**INFORMATION SUPPLIED:**
━━━━━━━━
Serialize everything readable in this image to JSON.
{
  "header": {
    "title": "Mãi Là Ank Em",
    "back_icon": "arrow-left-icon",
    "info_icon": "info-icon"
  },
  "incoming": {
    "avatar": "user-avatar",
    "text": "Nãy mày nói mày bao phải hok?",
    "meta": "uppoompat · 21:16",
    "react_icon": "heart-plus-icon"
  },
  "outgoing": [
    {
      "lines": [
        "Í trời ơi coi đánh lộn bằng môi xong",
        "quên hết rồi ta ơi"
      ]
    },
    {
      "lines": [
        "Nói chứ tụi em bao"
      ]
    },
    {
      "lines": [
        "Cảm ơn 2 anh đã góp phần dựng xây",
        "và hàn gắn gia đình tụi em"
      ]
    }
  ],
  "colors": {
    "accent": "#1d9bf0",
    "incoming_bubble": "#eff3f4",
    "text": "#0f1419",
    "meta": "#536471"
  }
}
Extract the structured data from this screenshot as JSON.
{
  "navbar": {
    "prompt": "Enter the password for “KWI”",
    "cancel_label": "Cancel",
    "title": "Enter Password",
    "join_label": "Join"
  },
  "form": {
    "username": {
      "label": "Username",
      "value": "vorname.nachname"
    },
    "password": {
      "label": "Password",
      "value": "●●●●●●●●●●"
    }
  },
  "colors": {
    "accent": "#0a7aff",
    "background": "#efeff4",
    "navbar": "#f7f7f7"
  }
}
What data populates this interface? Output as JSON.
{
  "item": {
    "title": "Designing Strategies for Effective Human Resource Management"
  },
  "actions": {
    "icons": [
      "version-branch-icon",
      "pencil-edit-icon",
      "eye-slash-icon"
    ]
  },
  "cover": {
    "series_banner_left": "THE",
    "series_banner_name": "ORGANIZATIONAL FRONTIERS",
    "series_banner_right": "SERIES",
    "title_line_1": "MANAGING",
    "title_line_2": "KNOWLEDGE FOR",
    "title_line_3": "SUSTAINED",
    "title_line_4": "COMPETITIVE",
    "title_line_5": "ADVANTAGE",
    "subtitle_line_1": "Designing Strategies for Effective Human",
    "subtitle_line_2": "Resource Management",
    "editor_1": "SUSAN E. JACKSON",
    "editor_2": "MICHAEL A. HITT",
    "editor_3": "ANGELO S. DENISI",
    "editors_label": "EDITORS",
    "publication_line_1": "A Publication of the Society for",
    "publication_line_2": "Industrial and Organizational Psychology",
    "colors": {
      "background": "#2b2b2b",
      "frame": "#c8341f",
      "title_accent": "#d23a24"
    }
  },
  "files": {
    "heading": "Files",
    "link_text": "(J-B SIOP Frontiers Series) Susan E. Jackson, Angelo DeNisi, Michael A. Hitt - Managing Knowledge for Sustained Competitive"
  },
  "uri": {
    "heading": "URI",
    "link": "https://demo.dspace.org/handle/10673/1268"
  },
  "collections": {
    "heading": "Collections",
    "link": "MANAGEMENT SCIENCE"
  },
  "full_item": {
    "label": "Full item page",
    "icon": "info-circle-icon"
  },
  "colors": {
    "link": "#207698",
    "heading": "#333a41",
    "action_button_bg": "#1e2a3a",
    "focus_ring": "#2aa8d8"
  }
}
━━━━━━━━
**WRITTEN INSTRUCTION:**
Copy each line of the data exactly, leaving nothing out.

**SOLUTION TO THE EXERCISE:**
Serialize everything readable in this image to JSON.
{
  "header": {
    "title": "Mãi Là Ank Em",
    "back_icon": "arrow-left-icon",
    "info_icon": "info-icon"
  },
  "incoming": {
    "avatar": "user-avatar",
    "text": "Nãy mày nói mày bao phải hok?",
    "meta": "uppoompat · 21:16",
    "react_icon": "heart-plus-icon"
  },
  "outgoing": [
    {
      "lines": [
        "Í trời ơi coi đánh lộn bằng môi xong",
        "quên hết rồi ta ơi"
      ]
    },
    {
      "lines": [
        "Nói chứ tụi em bao"
      ]
    },
    {
      "lines": [
        "Cảm ơn 2 anh đã góp phần dựng xây",
        "và hàn gắn gia đình tụi em"
      ]
    }
  ],
  "colors": {
    "accent": "#1d9bf0",
    "incoming_bubble": "#eff3f4",
    "text": "#0f1419",
    "meta": "#536471"
  }
}
Extract the structured data from this screenshot as JSON.
{
  "navbar": {
    "prompt": "Enter the password for “KWI”",
    "cancel_label": "Cancel",
    "title": "Enter Password",
    "join_label": "Join"
  },
  "form": {
    "username": {
      "label": "Username",
      "value": "vorname.nachname"
    },
    "password": {
      "label": "Password",
      "value": "●●●●●●●●●●"
    }
  },
  "colors": {
    "accent": "#0a7aff",
    "background": "#efeff4",
    "navbar": "#f7f7f7"
  }
}
What data populates this interface? Output as JSON.
{
  "item": {
    "title": "Designing Strategies for Effective Human Resource Management"
  },
  "actions": {
    "icons": [
      "version-branch-icon",
      "pencil-edit-icon",
      "eye-slash-icon"
    ]
  },
  "cover": {
    "series_banner_left": "THE",
    "series_banner_name": "ORGANIZATIONAL FRONTIERS",
    "series_banner_right": "SERIES",
    "title_line_1": "MANAGING",
    "title_line_2": "KNOWLEDGE FOR",
    "title_line_3": "SUSTAINED",
    "title_line_4": "COMPETITIVE",
    "title_line_5": "ADVANTAGE",
    "subtitle_line_1": "Designing Strategies for Effective Human",
    "subtitle_line_2": "Resource Management",
    "editor_1": "SUSAN E. JACKSON",
    "editor_2": "MICHAEL A. HITT",
    "editor_3": "ANGELO S. DENISI",
    "editors_label": "EDITORS",
    "publication_line_1": "A Publication of the Society for",
    "publication_line_2": "Industrial and Organizational Psychology",
    "colors": {
      "background": "#2b2b2b",
      "frame": "#c8341f",
      "title_accent": "#d23a24"
    }
  },
  "files": {
    "heading": "Files",
    "link_text": "(J-B SIOP Frontiers Series) Susan E. Jackson, Angelo DeNisi, Michael A. Hitt - Managing Knowledge for Sustained Competitive"
  },
  "uri": {
    "heading": "URI",
    "link": "https://demo.dspace.org/handle/10673/1268"
  },
  "collections": {
    "heading": "Collections",
    "link": "MANAGEMENT SCIENCE"
  },
  "full_item": {
    "label": "Full item page",
    "icon": "info-circle-icon"
  },
  "colors": {
    "link": "#207698",
    "heading": "#333a41",
    "action_button_bg": "#1e2a3a",
    "focus_ring": "#2aa8d8"
  }
}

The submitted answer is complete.